#### [Short exercise]
Quote the entries in full, character for character, without their images.

Start Given data

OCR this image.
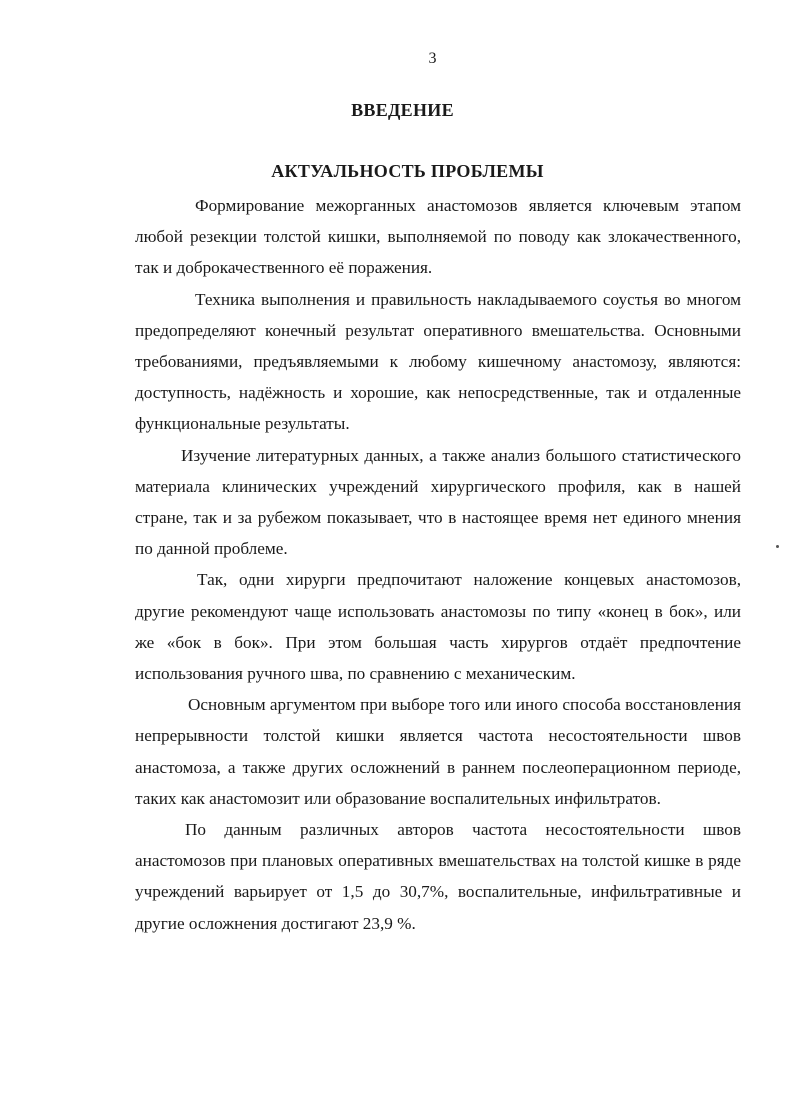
3
ВВЕДЕНИЕ
АКТУАЛЬНОСТЬ ПРОБЛЕМЫ

Формирование межорганных анастомозов является ключевым этапом любой резекции толстой кишки, выполняемой по поводу как злокачественного, так и доброкачественного её поражения.

Техника выполнения и правильность накладываемого соустья во многом предопределяют конечный результат оперативного вмешательства. Основными требованиями, предъявляемыми к любому кишечному анастомозу, являются: доступность, надёжность и хорошие, как непосредственные, так и отдаленные функциональные результаты.

Изучение литературных данных, а также анализ большого статистического материала клинических учреждений хирургического профиля, как в нашей стране, так и за рубежом показывает, что в настоящее время нет единого мнения по данной проблеме.

Так, одни хирурги предпочитают наложение концевых анастомозов, другие рекомендуют чаще использовать анастомозы по типу «конец в бок», или же «бок в бок». При этом большая часть хирургов отдаёт предпочтение использования ручного шва, по сравнению с механическим.

Основным аргументом при выборе того или иного способа восстановления непрерывности толстой кишки является частота несостоятельности швов анастомоза, а также других осложнений в раннем послеоперационном периоде, таких как анастомозит или образование воспалительных инфильтратов.

По данным различных авторов частота несостоятельности швов анастомозов при плановых оперативных вмешательствах на толстой кишке в ряде учреждений варьирует от 1,5 до 30,7%, воспалительные, инфильтративные и другие осложнения достигают 23,9 %.
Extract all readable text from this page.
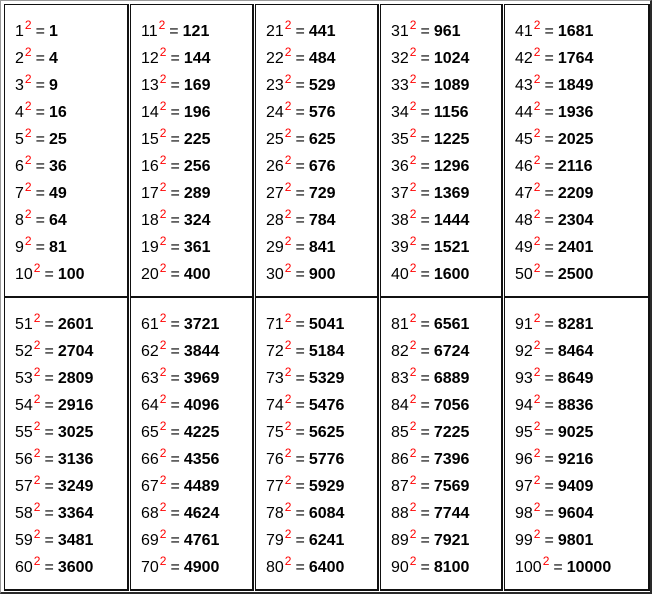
$1^2 = 1$
$2^2 = 4$
$3^2 = 9$
$4^2 = 16$
$5^2 = 25$
$6^2 = 36$
$7^2 = 49$
$8^2 = 64$
$9^2 = 81$
$10^2 = 100$
$11^2 = 121$
$12^2 = 144$
$13^2 = 169$
$14^2 = 196$
$15^2 = 225$
$16^2 = 256$
$17^2 = 289$
$18^2 = 324$
$19^2 = 361$
$20^2 = 400$
$21^2 = 441$
$22^2 = 484$
$23^2 = 529$
$24^2 = 576$
$25^2 = 625$
$26^2 = 676$
$27^2 = 729$
$28^2 = 784$
$29^2 = 841$
$30^2 = 900$
$31^2 = 961$
$32^2 = 1024$
$33^2 = 1089$
$34^2 = 1156$
$35^2 = 1225$
$36^2 = 1296$
$37^2 = 1369$
$38^2 = 1444$
$39^2 = 1521$
$40^2 = 1600$
$41^2 = 1681$
$42^2 = 1764$
$43^2 = 1849$
$44^2 = 1936$
$45^2 = 2025$
$46^2 = 2116$
$47^2 = 2209$
$48^2 = 2304$
$49^2 = 2401$
$50^2 = 2500$
$51^2 = 2601$
$52^2 = 2704$
$53^2 = 2809$
$54^2 = 2916$
$55^2 = 3025$
$56^2 = 3136$
$57^2 = 3249$
$58^2 = 3364$
$59^2 = 3481$
$60^2 = 3600$
$61^2 = 3721$
$62^2 = 3844$
$63^2 = 3969$
$64^2 = 4096$
$65^2 = 4225$
$66^2 = 4356$
$67^2 = 4489$
$68^2 = 4624$
$69^2 = 4761$
$70^2 = 4900$
$71^2 = 5041$
$72^2 = 5184$
$73^2 = 5329$
$74^2 = 5476$
$75^2 = 5625$
$76^2 = 5776$
$77^2 = 5929$
$78^2 = 6084$
$79^2 = 6241$
$80^2 = 6400$
$81^2 = 6561$
$82^2 = 6724$
$83^2 = 6889$
$84^2 = 7056$
$85^2 = 7225$
$86^2 = 7396$
$87^2 = 7569$
$88^2 = 7744$
$89^2 = 7921$
$90^2 = 8100$
$91^2 = 8281$
$92^2 = 8464$
$93^2 = 8649$
$94^2 = 8836$
$95^2 = 9025$
$96^2 = 9216$
$97^2 = 9409$
$98^2 = 9604$
$99^2 = 9801$
$100^2 = 10000$
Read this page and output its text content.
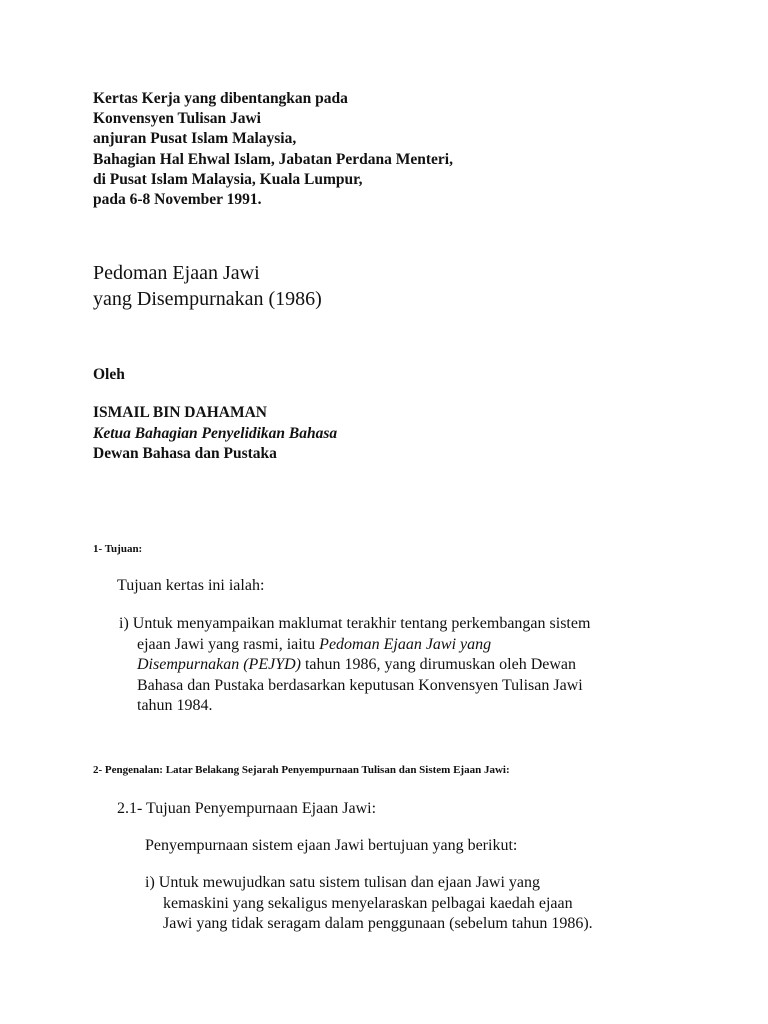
Kertas Kerja yang dibentangkan pada
Konvensyen Tulisan Jawi
anjuran Pusat Islam Malaysia,
Bahagian Hal Ehwal Islam, Jabatan Perdana Menteri,
di Pusat Islam Malaysia, Kuala Lumpur,
pada 6-8 November 1991.
Pedoman Ejaan Jawi
yang Disempurnakan (1986)
Oleh
ISMAIL BIN DAHAMAN
Ketua Bahagian Penyelidikan Bahasa
Dewan Bahasa dan Pustaka
1- Tujuan:
Tujuan kertas ini ialah:
i) Untuk menyampaikan maklumat terakhir tentang perkembangan sistem
ejaan Jawi yang rasmi, iaitu Pedoman Ejaan Jawi yang
Disempurnakan (PEJYD) tahun 1986, yang dirumuskan oleh Dewan
Bahasa dan Pustaka berdasarkan keputusan Konvensyen Tulisan Jawi
tahun 1984.
2- Pengenalan: Latar Belakang Sejarah Penyempurnaan Tulisan dan Sistem Ejaan Jawi:
2.1- Tujuan Penyempurnaan Ejaan Jawi:
Penyempurnaan sistem ejaan Jawi bertujuan yang berikut:
i) Untuk mewujudkan satu sistem tulisan dan ejaan Jawi yang
kemaskini yang sekaligus menyelaraskan pelbagai kaedah ejaan
Jawi yang tidak seragam dalam penggunaan (sebelum tahun 1986).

End Given data

#### [Worked solution]
OCR this image.
3
ВВЕДЕНИЕ
АКТУАЛЬНОСТЬ ПРОБЛЕМЫ

Формирование межорганных анастомозов является ключевым этапом любой резекции толстой кишки, выполняемой по поводу как злокачественного, так и доброкачественного её поражения.

Техника выполнения и правильность накладываемого соустья во многом предопределяют конечный результат оперативного вмешательства. Основными требованиями, предъявляемыми к любому кишечному анастомозу, являются: доступность, надёжность и хорошие, как непосредственные, так и отдаленные функциональные результаты.

Изучение литературных данных, а также анализ большого статистического материала клинических учреждений хирургического профиля, как в нашей стране, так и за рубежом показывает, что в настоящее время нет единого мнения по данной проблеме.

Так, одни хирурги предпочитают наложение концевых анастомозов, другие рекомендуют чаще использовать анастомозы по типу «конец в бок», или же «бок в бок». При этом большая часть хирургов отдаёт предпочтение использования ручного шва, по сравнению с механическим.

Основным аргументом при выборе того или иного способа восстановления непрерывности толстой кишки является частота несостоятельности швов анастомоза, а также других осложнений в раннем послеоперационном периоде, таких как анастомозит или образование воспалительных инфильтратов.

По данным различных авторов частота несостоятельности швов анастомозов при плановых оперативных вмешательствах на толстой кишке в ряде учреждений варьирует от 1,5 до 30,7%, воспалительные, инфильтративные и другие осложнения достигают 23,9 %.
Extract all readable text from this page.
$1^2 = 1$
$2^2 = 4$
$3^2 = 9$
$4^2 = 16$
$5^2 = 25$
$6^2 = 36$
$7^2 = 49$
$8^2 = 64$
$9^2 = 81$
$10^2 = 100$
$11^2 = 121$
$12^2 = 144$
$13^2 = 169$
$14^2 = 196$
$15^2 = 225$
$16^2 = 256$
$17^2 = 289$
$18^2 = 324$
$19^2 = 361$
$20^2 = 400$
$21^2 = 441$
$22^2 = 484$
$23^2 = 529$
$24^2 = 576$
$25^2 = 625$
$26^2 = 676$
$27^2 = 729$
$28^2 = 784$
$29^2 = 841$
$30^2 = 900$
$31^2 = 961$
$32^2 = 1024$
$33^2 = 1089$
$34^2 = 1156$
$35^2 = 1225$
$36^2 = 1296$
$37^2 = 1369$
$38^2 = 1444$
$39^2 = 1521$
$40^2 = 1600$
$41^2 = 1681$
$42^2 = 1764$
$43^2 = 1849$
$44^2 = 1936$
$45^2 = 2025$
$46^2 = 2116$
$47^2 = 2209$
$48^2 = 2304$
$49^2 = 2401$
$50^2 = 2500$
$51^2 = 2601$
$52^2 = 2704$
$53^2 = 2809$
$54^2 = 2916$
$55^2 = 3025$
$56^2 = 3136$
$57^2 = 3249$
$58^2 = 3364$
$59^2 = 3481$
$60^2 = 3600$
$61^2 = 3721$
$62^2 = 3844$
$63^2 = 3969$
$64^2 = 4096$
$65^2 = 4225$
$66^2 = 4356$
$67^2 = 4489$
$68^2 = 4624$
$69^2 = 4761$
$70^2 = 4900$
$71^2 = 5041$
$72^2 = 5184$
$73^2 = 5329$
$74^2 = 5476$
$75^2 = 5625$
$76^2 = 5776$
$77^2 = 5929$
$78^2 = 6084$
$79^2 = 6241$
$80^2 = 6400$
$81^2 = 6561$
$82^2 = 6724$
$83^2 = 6889$
$84^2 = 7056$
$85^2 = 7225$
$86^2 = 7396$
$87^2 = 7569$
$88^2 = 7744$
$89^2 = 7921$
$90^2 = 8100$
$91^2 = 8281$
$92^2 = 8464$
$93^2 = 8649$
$94^2 = 8836$
$95^2 = 9025$
$96^2 = 9216$
$97^2 = 9409$
$98^2 = 9604$
$99^2 = 9801$
$100^2 = 10000$
Read this page and output its text content.
Kertas Kerja yang dibentangkan pada
Konvensyen Tulisan Jawi
anjuran Pusat Islam Malaysia,
Bahagian Hal Ehwal Islam, Jabatan Perdana Menteri,
di Pusat Islam Malaysia, Kuala Lumpur,
pada 6-8 November 1991.
Pedoman Ejaan Jawi
yang Disempurnakan (1986)
Oleh
ISMAIL BIN DAHAMAN
Ketua Bahagian Penyelidikan Bahasa
Dewan Bahasa dan Pustaka
1- Tujuan:
Tujuan kertas ini ialah:
i) Untuk menyampaikan maklumat terakhir tentang perkembangan sistem
ejaan Jawi yang rasmi, iaitu Pedoman Ejaan Jawi yang
Disempurnakan (PEJYD) tahun 1986, yang dirumuskan oleh Dewan
Bahasa dan Pustaka berdasarkan keputusan Konvensyen Tulisan Jawi
tahun 1984.
2- Pengenalan: Latar Belakang Sejarah Penyempurnaan Tulisan dan Sistem Ejaan Jawi:
2.1- Tujuan Penyempurnaan Ejaan Jawi:
Penyempurnaan sistem ejaan Jawi bertujuan yang berikut:
i) Untuk mewujudkan satu sistem tulisan dan ejaan Jawi yang
kemaskini yang sekaligus menyelaraskan pelbagai kaedah ejaan
Jawi yang tidak seragam dalam penggunaan (sebelum tahun 1986).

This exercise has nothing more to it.